• **Task data**:
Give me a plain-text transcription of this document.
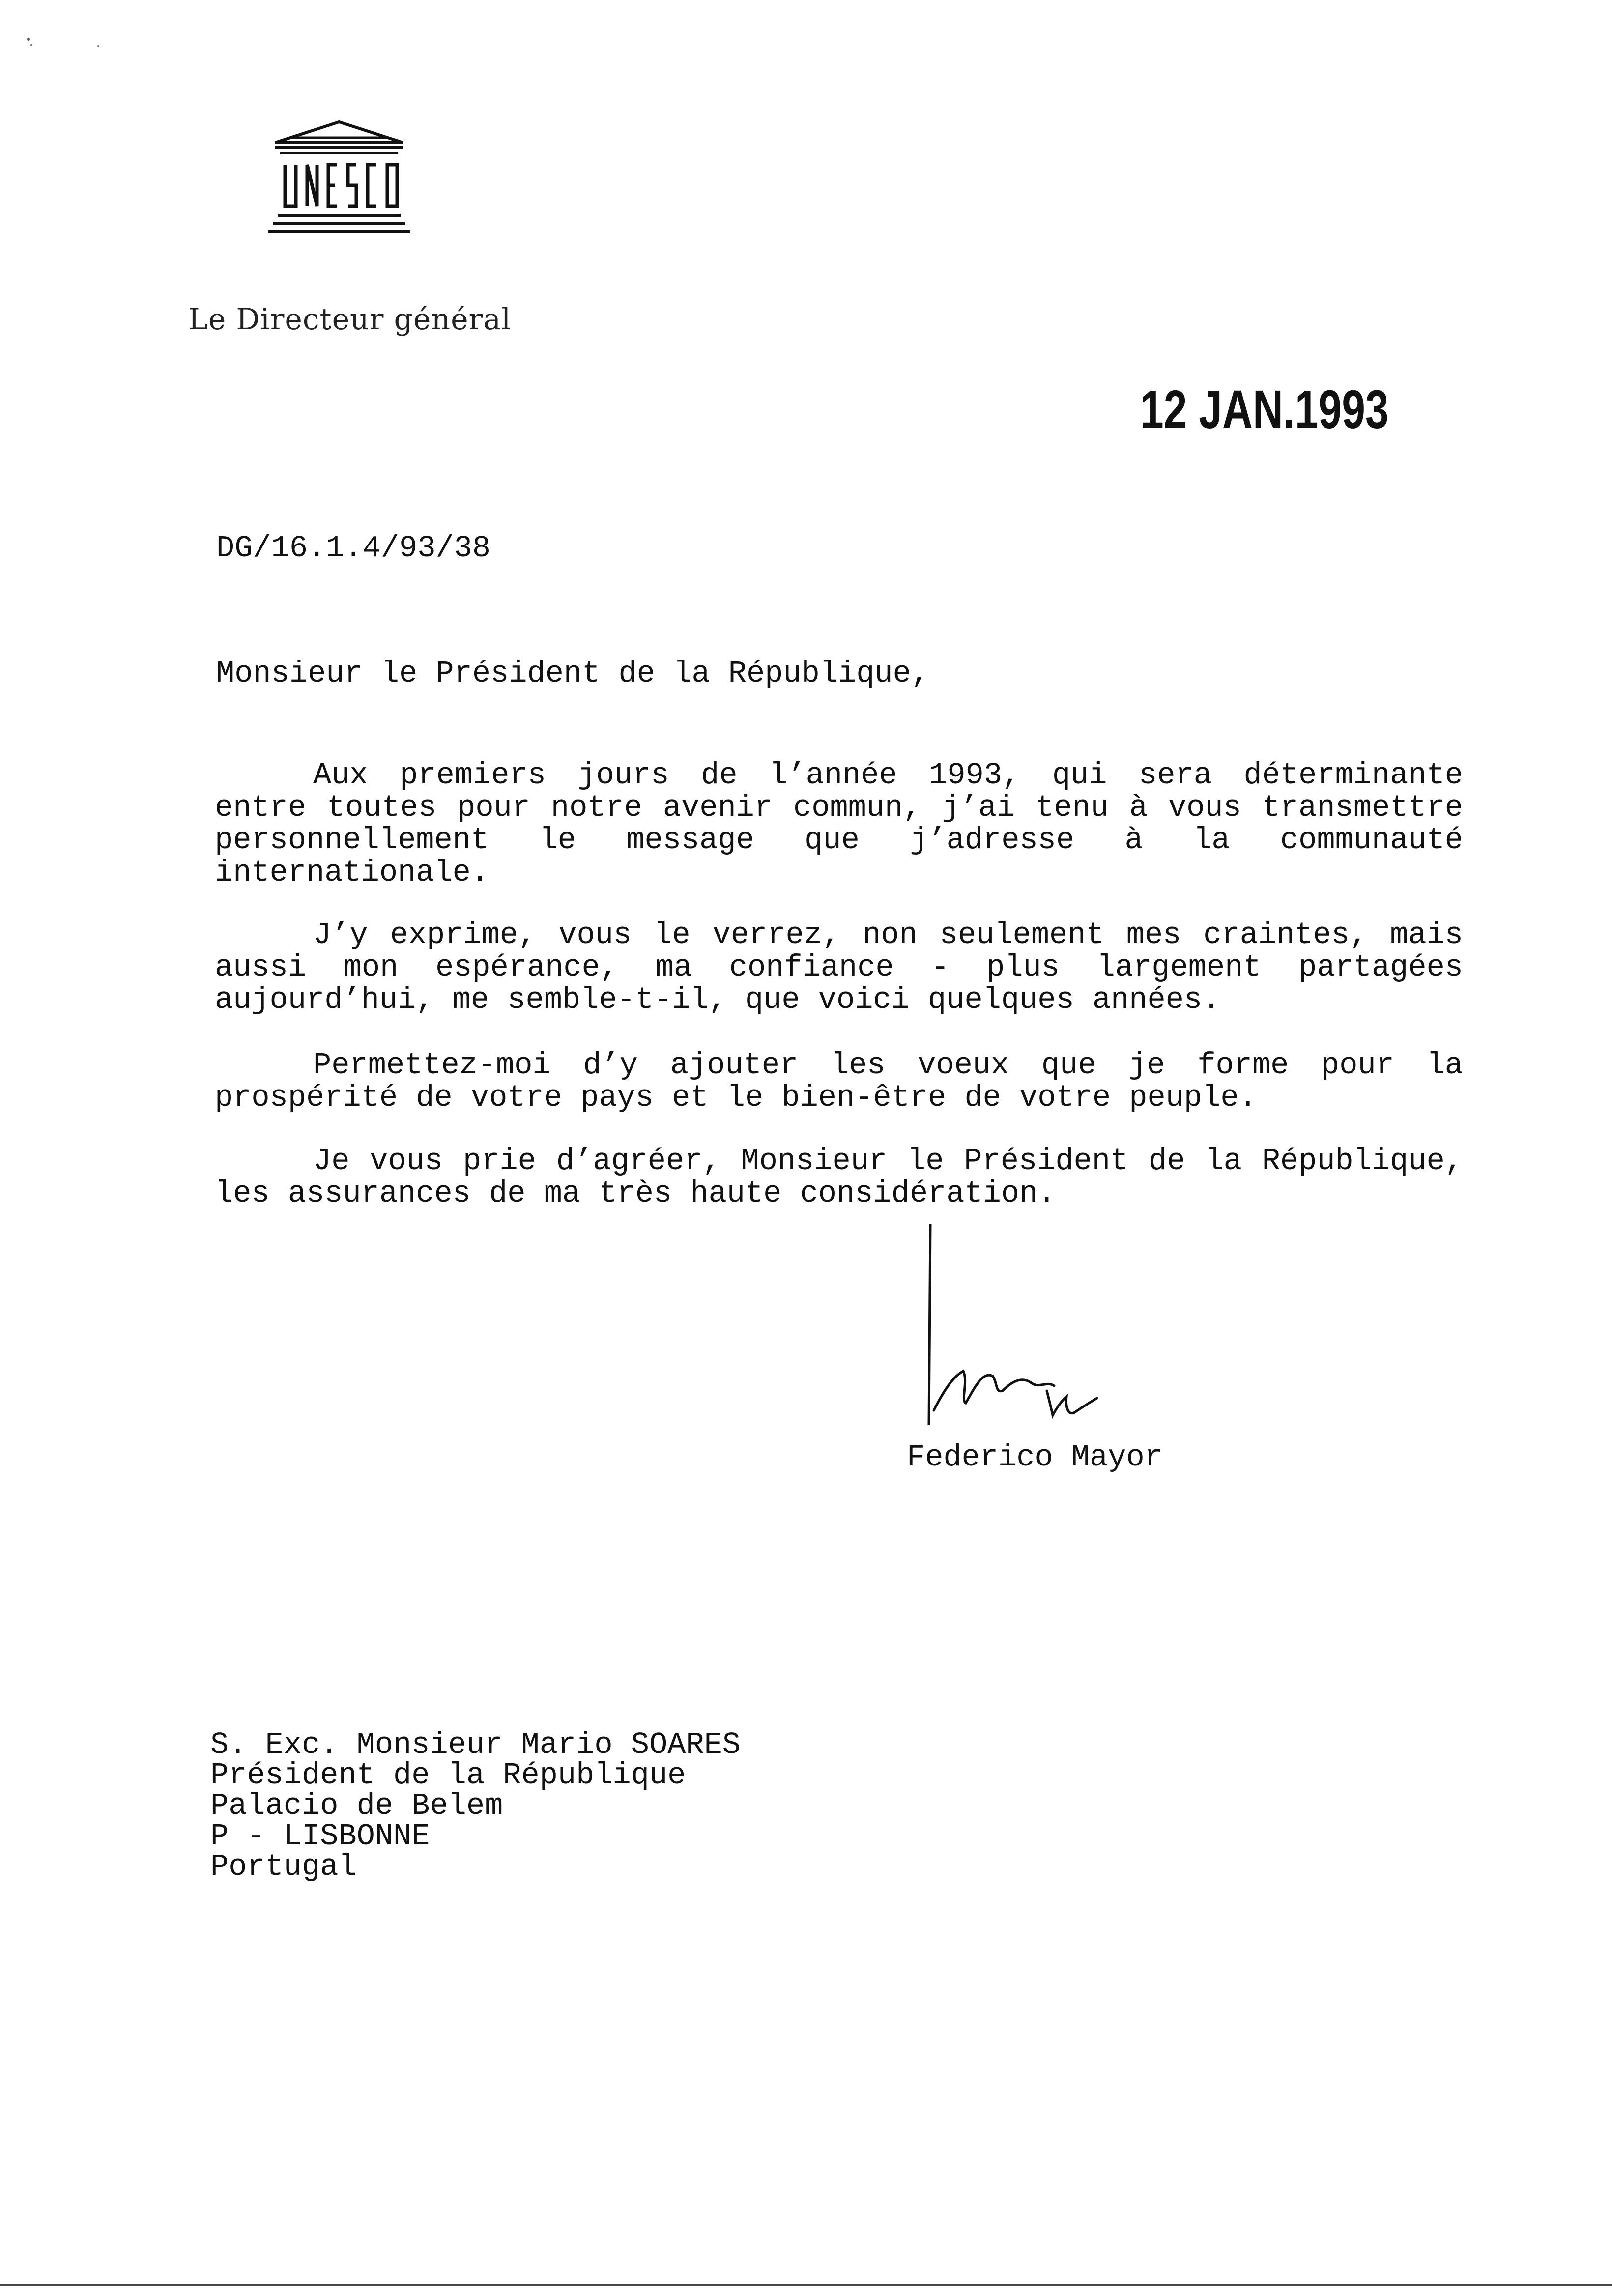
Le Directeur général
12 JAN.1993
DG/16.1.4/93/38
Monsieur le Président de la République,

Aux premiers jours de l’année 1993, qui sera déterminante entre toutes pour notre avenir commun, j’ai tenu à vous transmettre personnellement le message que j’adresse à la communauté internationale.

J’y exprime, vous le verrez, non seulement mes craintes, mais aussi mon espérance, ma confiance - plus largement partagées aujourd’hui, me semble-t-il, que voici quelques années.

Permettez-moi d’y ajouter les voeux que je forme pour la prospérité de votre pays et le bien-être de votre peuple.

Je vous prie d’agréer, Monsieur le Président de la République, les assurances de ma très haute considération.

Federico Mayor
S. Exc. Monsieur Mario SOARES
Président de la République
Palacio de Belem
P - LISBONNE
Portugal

• **Exercise**:
Go back to the records above and write them out exactly, without the pictures.

• **Answer to this problem**:
Give me a plain-text transcription of this document.
Le Directeur général
12 JAN.1993
DG/16.1.4/93/38
Monsieur le Président de la République,

Aux premiers jours de l’année 1993, qui sera déterminante entre toutes pour notre avenir commun, j’ai tenu à vous transmettre personnellement le message que j’adresse à la communauté internationale.

J’y exprime, vous le verrez, non seulement mes craintes, mais aussi mon espérance, ma confiance - plus largement partagées aujourd’hui, me semble-t-il, que voici quelques années.

Permettez-moi d’y ajouter les voeux que je forme pour la prospérité de votre pays et le bien-être de votre peuple.

Je vous prie d’agréer, Monsieur le Président de la République, les assurances de ma très haute considération.

Federico Mayor
S. Exc. Monsieur Mario SOARES
Président de la République
Palacio de Belem
P - LISBONNE
Portugal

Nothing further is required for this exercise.